WORK TO COMPLETE: Output all entries exactly as they appear and skip the pictures.

(Page images and their text)
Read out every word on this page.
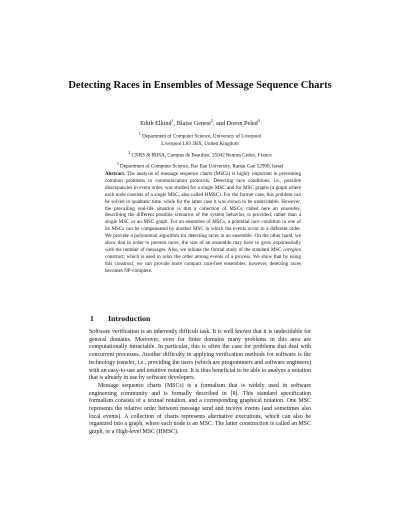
Detecting Races in Ensembles of Message Sequence Charts
Edith Elkind$^1$, Blaise Genest$^2$, and Doron Peled$^3$
$^1$ Department of Computer Science, University of Liverpool
Liverpool L69 3BX, United Kingdom
$^2$ CNRS & IRISA, Campus de Beaulieu, 35042 Rennes Cedex, France
$^3$ Department of Computer Science, Bar Ilan University, Ramat Gan 52900, Israel
Abstract. The analysis of message sequence charts (MSCs) is highly important in preventing common problems in communication protocols. Detecting race conditions, i.e., possible discrepancies in event order, was studied for a single MSC and for MSC graphs (a graph where each node consists of a single MSC, also called HMSC). For the former case, this problem can be solved in quadratic time, while for the latter case it was shown to be undecidable. However, the prevailing real-life situation is that a collection of MSCs, called here an ensemble, describing the different possible scenarios of the system behavior, is provided, rather than a single MSC or an MSC graph. For an ensemble of MSCs, a potential race condition in one of its MSCs can be compensated by another MSC in which the events occur in a different order. We provide a polynomial algorithm for detecting races in an ensemble. On the other hand, we show that in order to prevent races, the size of an ensemble may have to grow exponentially with the number of messages. Also, we initiate the formal study of the standard MSC coregion construct, which is used to relax the order among events of a process. We show that by using this construct, we can provide more compact race-free ensembles; however, detecting races becomes NP-complete.
1 Introduction

Software verification is an inherently difficult task. It is well known that it is undecidable for general domains. Moreover, even for finite domains many problems in this area are computationally intractable. In particular, this is often the case for problems that deal with concurrent processes. Another difficulty in applying verification methods for software is the technology transfer, i.e., providing the users (which are programmers and software engineers) with an easy-to-use and intuitive notation. It is thus beneficial to be able to analyze a notation that is already in use by software developers.

Message sequence charts (MSCs) is a formalism that is widely used in software engineering community and is formally described in [8]. This standard specification formalism consists of a textual notation, and a corresponding graphical notation. One MSC represents the relative order between message send and receive events (and sometimes also local events). A collection of charts represents alternative executions, which can also be organized into a graph, where each node is an MSC. The latter construction is called an MSC graph, or a High-level MSC (HMSC).
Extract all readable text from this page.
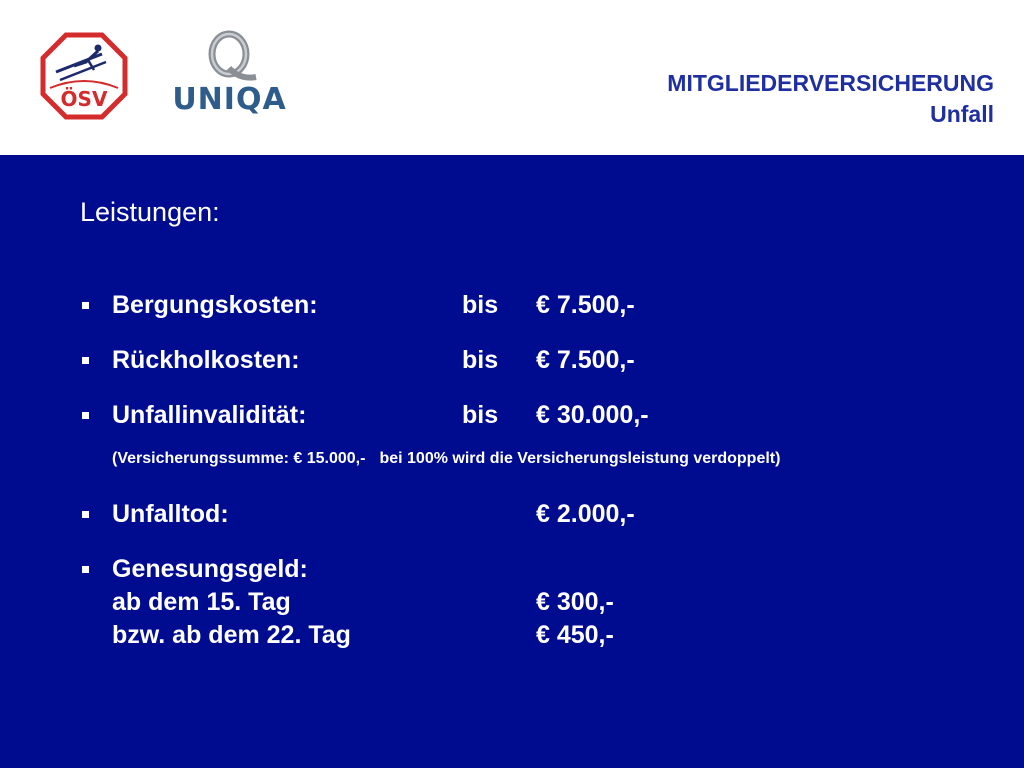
ÖSV UNIQA	MITGLIEDERVERSICHERUNG
Unfall
Leistungen:
Bergungskosten:	bis € 7.500,-
Rückholkosten:	bis € 7.500,-
Unfallinvalidität:	bis € 30.000,-
(Versicherungssumme: € 15.000,- bei 100% wird die Versicherungsleistung verdoppelt)
Unfalltod:	€ 2.000,-
Genesungsgeld:
ab dem 15. Tag	€ 300,-
bzw. ab dem 22. Tag	€ 450,-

RESPONSE:
Read out every word on this page.
Detecting Races in Ensembles of Message Sequence Charts
Edith Elkind$^1$, Blaise Genest$^2$, and Doron Peled$^3$
$^1$ Department of Computer Science, University of Liverpool
Liverpool L69 3BX, United Kingdom
$^2$ CNRS & IRISA, Campus de Beaulieu, 35042 Rennes Cedex, France
$^3$ Department of Computer Science, Bar Ilan University, Ramat Gan 52900, Israel
Abstract. The analysis of message sequence charts (MSCs) is highly important in preventing common problems in communication protocols. Detecting race conditions, i.e., possible discrepancies in event order, was studied for a single MSC and for MSC graphs (a graph where each node consists of a single MSC, also called HMSC). For the former case, this problem can be solved in quadratic time, while for the latter case it was shown to be undecidable. However, the prevailing real-life situation is that a collection of MSCs, called here an ensemble, describing the different possible scenarios of the system behavior, is provided, rather than a single MSC or an MSC graph. For an ensemble of MSCs, a potential race condition in one of its MSCs can be compensated by another MSC in which the events occur in a different order. We provide a polynomial algorithm for detecting races in an ensemble. On the other hand, we show that in order to prevent races, the size of an ensemble may have to grow exponentially with the number of messages. Also, we initiate the formal study of the standard MSC coregion construct, which is used to relax the order among events of a process. We show that by using this construct, we can provide more compact race-free ensembles; however, detecting races becomes NP-complete.
1 Introduction

Software verification is an inherently difficult task. It is well known that it is undecidable for general domains. Moreover, even for finite domains many problems in this area are computationally intractable. In particular, this is often the case for problems that deal with concurrent processes. Another difficulty in applying verification methods for software is the technology transfer, i.e., providing the users (which are programmers and software engineers) with an easy-to-use and intuitive notation. It is thus beneficial to be able to analyze a notation that is already in use by software developers.

Message sequence charts (MSCs) is a formalism that is widely used in software engineering community and is formally described in [8]. This standard specification formalism consists of a textual notation, and a corresponding graphical notation. One MSC represents the relative order between message send and receive events (and sometimes also local events). A collection of charts represents alternative executions, which can also be organized into a graph, where each node is an MSC. The latter construction is called an MSC graph, or a High-level MSC (HMSC).
Extract all readable text from this page.
ÖSV UNIQA	MITGLIEDERVERSICHERUNG
Unfall
Leistungen:
Bergungskosten:	bis € 7.500,-
Rückholkosten:	bis € 7.500,-
Unfallinvalidität:	bis € 30.000,-
(Versicherungssumme: € 15.000,- bei 100% wird die Versicherungsleistung verdoppelt)
Unfalltod:	€ 2.000,-
Genesungsgeld:
ab dem 15. Tag	€ 300,-
bzw. ab dem 22. Tag	€ 450,-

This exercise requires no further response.